» **WHAT IS BEING ASKED**:
Find all lines in the records that include the word "alta", and copy them out.

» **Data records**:
-- Start --

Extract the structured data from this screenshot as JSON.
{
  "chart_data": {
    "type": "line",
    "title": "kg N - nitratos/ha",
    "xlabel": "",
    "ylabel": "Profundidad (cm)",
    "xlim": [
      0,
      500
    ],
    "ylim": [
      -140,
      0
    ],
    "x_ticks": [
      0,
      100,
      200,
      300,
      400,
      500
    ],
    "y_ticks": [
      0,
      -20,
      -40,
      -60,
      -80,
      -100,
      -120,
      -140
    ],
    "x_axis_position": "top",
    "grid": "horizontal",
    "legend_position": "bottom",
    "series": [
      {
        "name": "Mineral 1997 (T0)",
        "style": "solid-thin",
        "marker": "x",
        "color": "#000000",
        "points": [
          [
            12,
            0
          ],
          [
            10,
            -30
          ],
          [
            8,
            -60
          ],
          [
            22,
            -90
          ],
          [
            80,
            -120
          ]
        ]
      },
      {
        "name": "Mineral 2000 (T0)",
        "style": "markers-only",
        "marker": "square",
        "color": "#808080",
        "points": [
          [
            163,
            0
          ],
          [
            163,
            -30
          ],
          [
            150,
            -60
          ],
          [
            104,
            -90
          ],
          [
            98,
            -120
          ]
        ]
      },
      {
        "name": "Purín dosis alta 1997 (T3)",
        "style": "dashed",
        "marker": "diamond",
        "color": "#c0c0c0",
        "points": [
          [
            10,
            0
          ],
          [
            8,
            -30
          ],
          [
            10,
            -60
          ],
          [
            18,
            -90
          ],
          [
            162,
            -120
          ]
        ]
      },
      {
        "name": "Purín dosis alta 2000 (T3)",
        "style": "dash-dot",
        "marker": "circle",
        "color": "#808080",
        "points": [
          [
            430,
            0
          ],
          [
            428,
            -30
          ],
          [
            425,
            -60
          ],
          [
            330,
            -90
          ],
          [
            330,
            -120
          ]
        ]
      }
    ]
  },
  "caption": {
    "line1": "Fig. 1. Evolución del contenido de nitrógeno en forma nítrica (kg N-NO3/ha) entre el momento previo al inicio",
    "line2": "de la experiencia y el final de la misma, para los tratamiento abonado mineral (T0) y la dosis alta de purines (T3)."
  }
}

-- End --

» **CORRECT RESPONSE**:
        "name": "Purín dosis alta 1997 (T3)",
        "name": "Purín dosis alta 2000 (T3)",
    "line2": "de la experiencia y el final de la misma, para los tratamiento abonado mineral (T0) y la dosis alta de purines (T3)."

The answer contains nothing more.